__Figure contents as structured data__
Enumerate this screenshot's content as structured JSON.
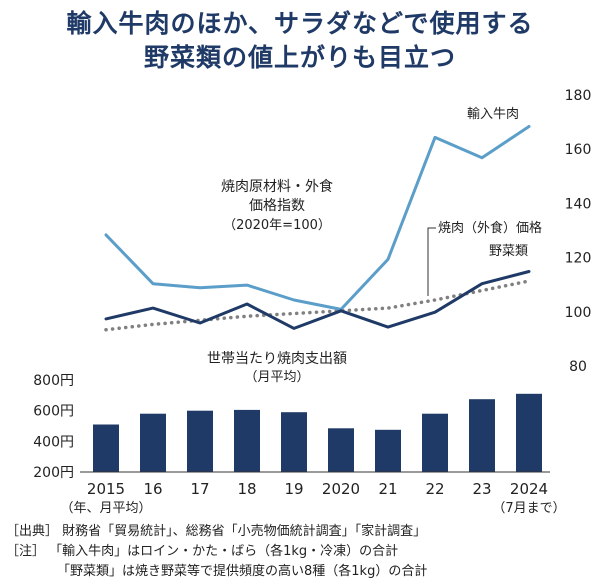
{
  "title": {
    "line1": "輸入牛肉のほか、サラダなどで使用する",
    "line2": "野菜類の値上がりも目立つ"
  },
  "chart_data": [
    {
      "type": "line",
      "title": "焼肉原材料・外食",
      "title_line2": "価格指数",
      "subtitle": "（2020年=100）",
      "x": [
        "2015",
        "16",
        "17",
        "18",
        "19",
        "2020",
        "21",
        "22",
        "23",
        "2024"
      ],
      "y_ticks": [
        "180",
        "160",
        "140",
        "120",
        "100",
        "80"
      ],
      "ylim": [
        80,
        180
      ],
      "series": [
        {
          "name": "輸入牛肉",
          "style": "solid",
          "color": "#5b9ec9",
          "values": [
            128,
            110,
            108.5,
            109.5,
            104,
            100.5,
            119,
            164,
            156.5,
            168
          ]
        },
        {
          "name": "焼肉（外食）価格",
          "style": "dotted",
          "color": "#808080",
          "values": [
            93,
            95,
            96.5,
            98,
            99,
            100,
            101,
            104,
            107.5,
            111
          ]
        },
        {
          "name": "野菜類",
          "style": "solid",
          "color": "#1f3a66",
          "values": [
            97,
            101,
            95.5,
            102.5,
            93.5,
            100,
            94,
            99.5,
            110,
            114.5
          ]
        }
      ]
    },
    {
      "type": "bar",
      "title": "世帯当たり焼肉支出額",
      "subtitle": "（月平均）",
      "categories": [
        "2015",
        "16",
        "17",
        "18",
        "19",
        "2020",
        "21",
        "22",
        "23",
        "2024"
      ],
      "category_sublabels": [
        "（年、月平均）",
        "",
        "",
        "",
        "",
        "",
        "",
        "",
        "",
        "（7月まで）"
      ],
      "values": [
        510,
        580,
        600,
        605,
        590,
        485,
        475,
        580,
        675,
        710
      ],
      "y_ticks": [
        "800円",
        "600円",
        "400円",
        "200円"
      ],
      "ylim": [
        200,
        800
      ],
      "color": "#1f3a66"
    }
  ],
  "notes": {
    "source": "［出典］ 財務省「貿易統計」、総務省「小売物価統計調査」「家計調査」",
    "note1": "［注］ 「輸入牛肉」はロイン・かた・ばら（各1kg・冷凍）の合計",
    "note2": "「野菜類」は焼き野菜等で提供頻度の高い8種（各1kg）の合計"
  }
}
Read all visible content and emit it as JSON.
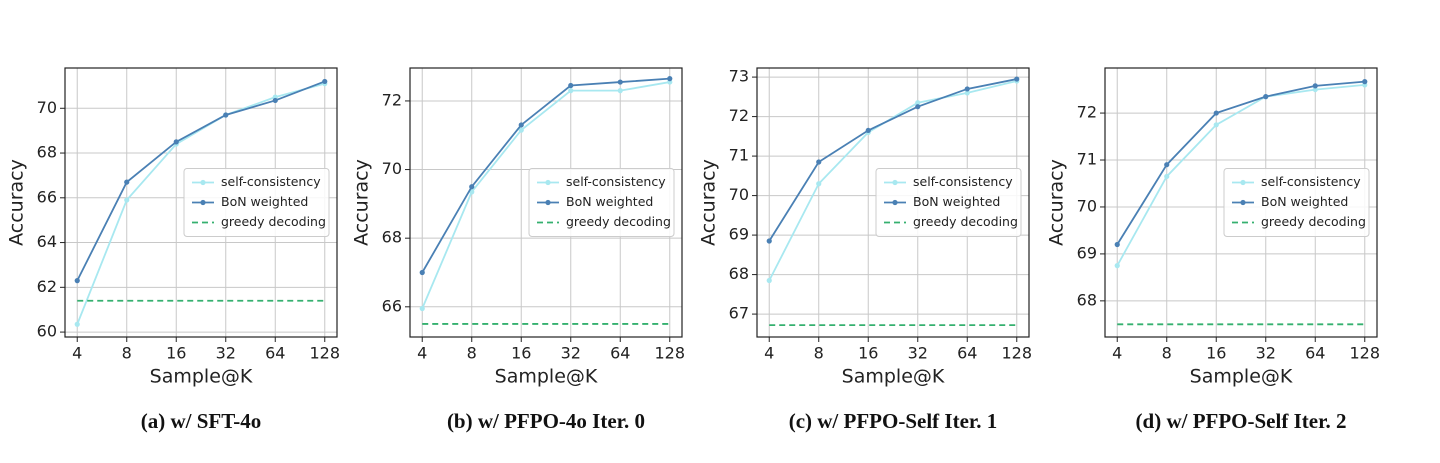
{
  "chart_data": [
    {
      "type": "line",
      "caption": "(a) w/ SFT-4o",
      "x_label": "Sample@K",
      "y_label": "Accuracy",
      "categories": [
        "4",
        "8",
        "16",
        "32",
        "64",
        "128"
      ],
      "series": [
        {
          "name": "self-consistency",
          "color": "#a8e8f0",
          "marker": true,
          "linestyle": "solid",
          "values": [
            60.35,
            65.9,
            68.4,
            69.7,
            70.5,
            71.1
          ]
        },
        {
          "name": "BoN weighted",
          "color": "#4a80b4",
          "marker": true,
          "linestyle": "solid",
          "values": [
            62.3,
            66.7,
            68.5,
            69.7,
            70.35,
            71.2
          ]
        },
        {
          "name": "greedy decoding",
          "color": "#35b06f",
          "marker": false,
          "linestyle": "dashed",
          "values": [
            61.4,
            61.4,
            61.4,
            61.4,
            61.4,
            61.4
          ]
        }
      ],
      "ylim": [
        59.78,
        71.8
      ],
      "yticks": [
        60,
        62,
        64,
        66,
        68,
        70
      ],
      "grid": true,
      "legend": "center right"
    },
    {
      "type": "line",
      "caption": "(b) w/ PFPO-4o Iter. 0",
      "x_label": "Sample@K",
      "y_label": "Accuracy",
      "categories": [
        "4",
        "8",
        "16",
        "32",
        "64",
        "128"
      ],
      "series": [
        {
          "name": "self-consistency",
          "color": "#a8e8f0",
          "marker": true,
          "linestyle": "solid",
          "values": [
            65.95,
            69.35,
            71.15,
            72.3,
            72.3,
            72.55
          ]
        },
        {
          "name": "BoN weighted",
          "color": "#4a80b4",
          "marker": true,
          "linestyle": "solid",
          "values": [
            67.0,
            69.5,
            71.3,
            72.45,
            72.55,
            72.65
          ]
        },
        {
          "name": "greedy decoding",
          "color": "#35b06f",
          "marker": false,
          "linestyle": "dashed",
          "values": [
            65.5,
            65.5,
            65.5,
            65.5,
            65.5,
            65.5
          ]
        }
      ],
      "ylim": [
        65.12,
        72.96
      ],
      "yticks": [
        66,
        68,
        70,
        72
      ],
      "grid": true,
      "legend": "center right"
    },
    {
      "type": "line",
      "caption": "(c) w/ PFPO-Self Iter. 1",
      "x_label": "Sample@K",
      "y_label": "Accuracy",
      "categories": [
        "4",
        "8",
        "16",
        "32",
        "64",
        "128"
      ],
      "series": [
        {
          "name": "self-consistency",
          "color": "#a8e8f0",
          "marker": true,
          "linestyle": "solid",
          "values": [
            67.85,
            70.3,
            71.6,
            72.35,
            72.6,
            72.9
          ]
        },
        {
          "name": "BoN weighted",
          "color": "#4a80b4",
          "marker": true,
          "linestyle": "solid",
          "values": [
            68.85,
            70.85,
            71.65,
            72.25,
            72.7,
            72.95
          ]
        },
        {
          "name": "greedy decoding",
          "color": "#35b06f",
          "marker": false,
          "linestyle": "dashed",
          "values": [
            66.72,
            66.72,
            66.72,
            66.72,
            66.72,
            66.72
          ]
        }
      ],
      "ylim": [
        66.42,
        73.23
      ],
      "yticks": [
        67,
        68,
        69,
        70,
        71,
        72,
        73
      ],
      "grid": true,
      "legend": "center right"
    },
    {
      "type": "line",
      "caption": "(d) w/ PFPO-Self Iter. 2",
      "x_label": "Sample@K",
      "y_label": "Accuracy",
      "categories": [
        "4",
        "8",
        "16",
        "32",
        "64",
        "128"
      ],
      "series": [
        {
          "name": "self-consistency",
          "color": "#a8e8f0",
          "marker": true,
          "linestyle": "solid",
          "values": [
            68.75,
            70.65,
            71.75,
            72.35,
            72.5,
            72.6
          ]
        },
        {
          "name": "BoN weighted",
          "color": "#4a80b4",
          "marker": true,
          "linestyle": "solid",
          "values": [
            69.2,
            70.9,
            72.0,
            72.35,
            72.58,
            72.67
          ]
        },
        {
          "name": "greedy decoding",
          "color": "#35b06f",
          "marker": false,
          "linestyle": "dashed",
          "values": [
            67.5,
            67.5,
            67.5,
            67.5,
            67.5,
            67.5
          ]
        }
      ],
      "ylim": [
        67.23,
        72.96
      ],
      "yticks": [
        68,
        69,
        70,
        71,
        72
      ],
      "grid": true,
      "legend": "center right"
    }
  ]
}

__What the exercise asks__
Give only the number of lines above that hold the string "JSON".

__Result of the task__
2